### What you should do:
Copy every line of the data that includes the string "JSON".

Figure content listings
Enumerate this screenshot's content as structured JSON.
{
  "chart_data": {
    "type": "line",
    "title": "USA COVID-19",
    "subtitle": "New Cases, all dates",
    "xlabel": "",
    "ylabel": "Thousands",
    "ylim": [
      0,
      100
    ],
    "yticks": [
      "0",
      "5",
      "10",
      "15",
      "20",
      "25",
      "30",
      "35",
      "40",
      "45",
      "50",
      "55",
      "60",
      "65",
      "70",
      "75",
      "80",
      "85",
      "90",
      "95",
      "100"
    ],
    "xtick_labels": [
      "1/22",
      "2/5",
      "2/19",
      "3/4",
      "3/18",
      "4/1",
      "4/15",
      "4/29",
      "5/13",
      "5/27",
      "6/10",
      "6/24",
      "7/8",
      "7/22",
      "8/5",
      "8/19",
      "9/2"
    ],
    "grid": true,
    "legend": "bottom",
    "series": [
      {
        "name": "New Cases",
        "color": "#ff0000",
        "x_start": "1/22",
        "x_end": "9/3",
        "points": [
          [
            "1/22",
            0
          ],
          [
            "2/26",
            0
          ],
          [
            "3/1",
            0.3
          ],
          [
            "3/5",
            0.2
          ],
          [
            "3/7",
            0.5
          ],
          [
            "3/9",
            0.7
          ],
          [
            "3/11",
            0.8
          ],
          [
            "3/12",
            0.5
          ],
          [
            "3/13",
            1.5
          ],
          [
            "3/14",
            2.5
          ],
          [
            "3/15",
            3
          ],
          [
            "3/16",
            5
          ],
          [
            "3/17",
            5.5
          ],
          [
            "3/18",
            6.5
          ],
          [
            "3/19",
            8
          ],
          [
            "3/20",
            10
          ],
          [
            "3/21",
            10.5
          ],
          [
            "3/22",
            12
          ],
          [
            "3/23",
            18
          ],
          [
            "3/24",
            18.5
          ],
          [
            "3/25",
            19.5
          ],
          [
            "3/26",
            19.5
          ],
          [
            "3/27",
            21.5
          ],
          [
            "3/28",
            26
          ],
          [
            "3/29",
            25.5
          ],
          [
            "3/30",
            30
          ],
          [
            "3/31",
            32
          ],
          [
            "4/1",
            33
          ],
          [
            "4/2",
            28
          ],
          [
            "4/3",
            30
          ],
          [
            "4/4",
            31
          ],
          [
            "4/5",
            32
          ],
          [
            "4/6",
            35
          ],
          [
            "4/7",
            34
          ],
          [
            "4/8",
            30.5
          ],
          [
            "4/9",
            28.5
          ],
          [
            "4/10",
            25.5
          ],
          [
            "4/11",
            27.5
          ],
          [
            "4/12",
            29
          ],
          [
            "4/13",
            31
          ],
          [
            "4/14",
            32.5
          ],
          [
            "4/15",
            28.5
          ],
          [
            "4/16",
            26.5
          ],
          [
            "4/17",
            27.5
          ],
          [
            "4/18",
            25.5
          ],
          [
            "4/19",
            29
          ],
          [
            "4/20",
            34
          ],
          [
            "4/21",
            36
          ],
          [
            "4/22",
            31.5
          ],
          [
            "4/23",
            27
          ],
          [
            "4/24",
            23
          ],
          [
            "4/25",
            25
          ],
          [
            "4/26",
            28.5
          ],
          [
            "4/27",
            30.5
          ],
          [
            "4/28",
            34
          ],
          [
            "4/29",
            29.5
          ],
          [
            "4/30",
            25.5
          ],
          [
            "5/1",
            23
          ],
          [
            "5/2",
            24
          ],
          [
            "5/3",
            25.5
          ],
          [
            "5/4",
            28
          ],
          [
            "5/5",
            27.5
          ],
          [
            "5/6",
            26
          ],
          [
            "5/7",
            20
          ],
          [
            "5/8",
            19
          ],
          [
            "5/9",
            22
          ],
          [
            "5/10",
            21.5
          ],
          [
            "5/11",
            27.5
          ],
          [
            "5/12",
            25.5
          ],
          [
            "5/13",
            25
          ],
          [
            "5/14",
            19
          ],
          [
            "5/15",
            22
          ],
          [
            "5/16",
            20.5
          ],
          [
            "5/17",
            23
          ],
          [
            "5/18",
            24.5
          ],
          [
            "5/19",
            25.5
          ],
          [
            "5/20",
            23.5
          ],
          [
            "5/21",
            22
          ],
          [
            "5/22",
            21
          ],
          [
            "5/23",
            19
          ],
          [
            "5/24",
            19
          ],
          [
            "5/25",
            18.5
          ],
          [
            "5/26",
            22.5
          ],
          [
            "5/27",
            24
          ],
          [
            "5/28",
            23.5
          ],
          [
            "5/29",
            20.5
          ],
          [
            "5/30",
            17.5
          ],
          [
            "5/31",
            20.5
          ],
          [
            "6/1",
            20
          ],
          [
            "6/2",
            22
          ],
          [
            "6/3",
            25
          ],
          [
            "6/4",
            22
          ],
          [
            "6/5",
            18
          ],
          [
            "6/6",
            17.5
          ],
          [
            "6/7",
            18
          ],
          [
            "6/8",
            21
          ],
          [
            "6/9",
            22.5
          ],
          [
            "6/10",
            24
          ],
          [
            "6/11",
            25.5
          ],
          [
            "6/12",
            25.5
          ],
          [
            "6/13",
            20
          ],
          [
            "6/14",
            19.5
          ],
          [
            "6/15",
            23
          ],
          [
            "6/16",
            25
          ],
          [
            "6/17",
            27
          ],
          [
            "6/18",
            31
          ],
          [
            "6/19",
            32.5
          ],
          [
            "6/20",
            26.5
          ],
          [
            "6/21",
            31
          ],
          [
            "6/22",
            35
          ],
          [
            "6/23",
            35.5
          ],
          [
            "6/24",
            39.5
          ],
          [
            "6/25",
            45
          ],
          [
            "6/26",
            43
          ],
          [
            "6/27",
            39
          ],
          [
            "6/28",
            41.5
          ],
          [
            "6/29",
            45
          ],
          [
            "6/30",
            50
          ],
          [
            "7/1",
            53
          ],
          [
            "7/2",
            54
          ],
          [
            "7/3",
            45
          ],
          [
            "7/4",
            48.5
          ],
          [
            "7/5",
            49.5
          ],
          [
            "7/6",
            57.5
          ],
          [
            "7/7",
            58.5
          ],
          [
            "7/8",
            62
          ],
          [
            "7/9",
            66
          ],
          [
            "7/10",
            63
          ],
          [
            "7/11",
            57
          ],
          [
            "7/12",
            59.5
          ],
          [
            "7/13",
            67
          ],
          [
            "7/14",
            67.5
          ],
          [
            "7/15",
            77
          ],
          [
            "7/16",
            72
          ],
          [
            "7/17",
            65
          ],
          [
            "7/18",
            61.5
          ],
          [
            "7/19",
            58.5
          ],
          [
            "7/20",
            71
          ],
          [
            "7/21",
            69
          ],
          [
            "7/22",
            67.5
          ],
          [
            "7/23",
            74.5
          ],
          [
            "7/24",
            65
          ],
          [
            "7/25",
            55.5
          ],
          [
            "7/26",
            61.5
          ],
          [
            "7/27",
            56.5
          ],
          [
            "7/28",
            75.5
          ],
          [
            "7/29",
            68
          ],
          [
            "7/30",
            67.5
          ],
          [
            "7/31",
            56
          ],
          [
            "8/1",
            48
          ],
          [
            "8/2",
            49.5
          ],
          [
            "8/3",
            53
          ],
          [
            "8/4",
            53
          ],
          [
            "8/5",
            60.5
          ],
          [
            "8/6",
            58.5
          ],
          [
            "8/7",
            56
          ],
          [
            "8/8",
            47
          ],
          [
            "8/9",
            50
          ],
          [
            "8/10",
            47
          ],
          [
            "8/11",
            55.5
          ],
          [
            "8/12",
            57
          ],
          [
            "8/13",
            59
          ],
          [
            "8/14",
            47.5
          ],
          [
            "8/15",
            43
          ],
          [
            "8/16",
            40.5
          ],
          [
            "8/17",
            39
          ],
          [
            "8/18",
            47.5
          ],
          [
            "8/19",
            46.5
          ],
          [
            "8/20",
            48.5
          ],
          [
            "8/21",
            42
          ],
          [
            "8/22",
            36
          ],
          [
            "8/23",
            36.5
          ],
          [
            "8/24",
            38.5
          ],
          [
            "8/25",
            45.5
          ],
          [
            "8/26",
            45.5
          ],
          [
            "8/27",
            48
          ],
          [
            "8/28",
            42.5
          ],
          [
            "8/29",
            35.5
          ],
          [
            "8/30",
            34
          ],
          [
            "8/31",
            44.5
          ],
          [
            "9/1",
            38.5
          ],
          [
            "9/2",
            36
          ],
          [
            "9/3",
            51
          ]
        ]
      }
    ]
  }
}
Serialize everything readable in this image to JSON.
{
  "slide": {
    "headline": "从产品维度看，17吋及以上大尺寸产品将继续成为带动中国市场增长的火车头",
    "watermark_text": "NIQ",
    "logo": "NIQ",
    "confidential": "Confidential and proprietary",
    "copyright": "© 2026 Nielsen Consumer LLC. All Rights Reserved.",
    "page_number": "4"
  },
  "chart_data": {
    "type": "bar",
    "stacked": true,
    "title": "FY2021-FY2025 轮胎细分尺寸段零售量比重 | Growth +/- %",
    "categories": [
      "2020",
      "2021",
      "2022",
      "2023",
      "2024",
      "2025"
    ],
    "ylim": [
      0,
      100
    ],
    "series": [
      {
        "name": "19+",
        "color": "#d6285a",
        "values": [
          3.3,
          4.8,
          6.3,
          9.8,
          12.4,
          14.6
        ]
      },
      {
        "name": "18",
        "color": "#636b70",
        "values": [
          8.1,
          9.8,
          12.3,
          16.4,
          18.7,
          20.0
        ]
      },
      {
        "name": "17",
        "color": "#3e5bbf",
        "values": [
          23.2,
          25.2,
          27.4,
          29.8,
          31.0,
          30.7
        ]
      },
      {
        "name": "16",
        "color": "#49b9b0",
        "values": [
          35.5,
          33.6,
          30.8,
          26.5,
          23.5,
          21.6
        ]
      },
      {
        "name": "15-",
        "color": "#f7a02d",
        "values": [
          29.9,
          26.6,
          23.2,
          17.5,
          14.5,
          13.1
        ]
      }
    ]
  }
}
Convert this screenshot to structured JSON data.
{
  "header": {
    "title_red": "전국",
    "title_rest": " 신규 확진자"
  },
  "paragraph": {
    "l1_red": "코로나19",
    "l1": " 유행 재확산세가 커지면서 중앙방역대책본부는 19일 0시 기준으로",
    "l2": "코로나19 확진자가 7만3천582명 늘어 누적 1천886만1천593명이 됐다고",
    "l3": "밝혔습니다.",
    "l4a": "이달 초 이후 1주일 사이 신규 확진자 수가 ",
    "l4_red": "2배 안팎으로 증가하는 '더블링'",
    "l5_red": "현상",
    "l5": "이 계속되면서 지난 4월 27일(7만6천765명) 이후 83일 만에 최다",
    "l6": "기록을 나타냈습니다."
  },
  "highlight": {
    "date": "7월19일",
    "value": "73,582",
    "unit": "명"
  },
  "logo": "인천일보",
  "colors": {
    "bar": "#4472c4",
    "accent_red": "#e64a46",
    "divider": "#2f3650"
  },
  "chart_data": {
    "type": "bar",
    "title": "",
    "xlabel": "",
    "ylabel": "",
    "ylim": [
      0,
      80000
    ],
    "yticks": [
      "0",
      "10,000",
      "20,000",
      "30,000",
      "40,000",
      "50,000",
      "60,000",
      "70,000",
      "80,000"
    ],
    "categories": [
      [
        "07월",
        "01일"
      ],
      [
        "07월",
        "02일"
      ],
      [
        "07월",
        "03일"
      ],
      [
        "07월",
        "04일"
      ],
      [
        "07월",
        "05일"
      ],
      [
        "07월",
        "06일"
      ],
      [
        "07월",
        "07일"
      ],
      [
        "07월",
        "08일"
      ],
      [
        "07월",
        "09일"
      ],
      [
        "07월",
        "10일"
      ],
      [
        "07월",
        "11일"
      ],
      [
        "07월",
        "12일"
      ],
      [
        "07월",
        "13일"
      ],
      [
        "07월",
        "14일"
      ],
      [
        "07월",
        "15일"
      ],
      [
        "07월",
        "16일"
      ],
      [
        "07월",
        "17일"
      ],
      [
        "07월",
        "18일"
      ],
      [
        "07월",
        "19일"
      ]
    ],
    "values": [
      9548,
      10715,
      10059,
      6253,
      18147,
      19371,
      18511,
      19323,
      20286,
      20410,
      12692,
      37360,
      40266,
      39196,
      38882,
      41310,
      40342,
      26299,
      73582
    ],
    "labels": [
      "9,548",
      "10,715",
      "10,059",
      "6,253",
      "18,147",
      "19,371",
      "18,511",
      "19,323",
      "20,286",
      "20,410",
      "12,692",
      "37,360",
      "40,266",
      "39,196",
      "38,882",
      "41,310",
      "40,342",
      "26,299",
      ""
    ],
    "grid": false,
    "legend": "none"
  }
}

### Result of this exercise:
Enumerate this screenshot's content as structured JSON.
Serialize everything readable in this image to JSON.
Convert this screenshot to structured JSON data.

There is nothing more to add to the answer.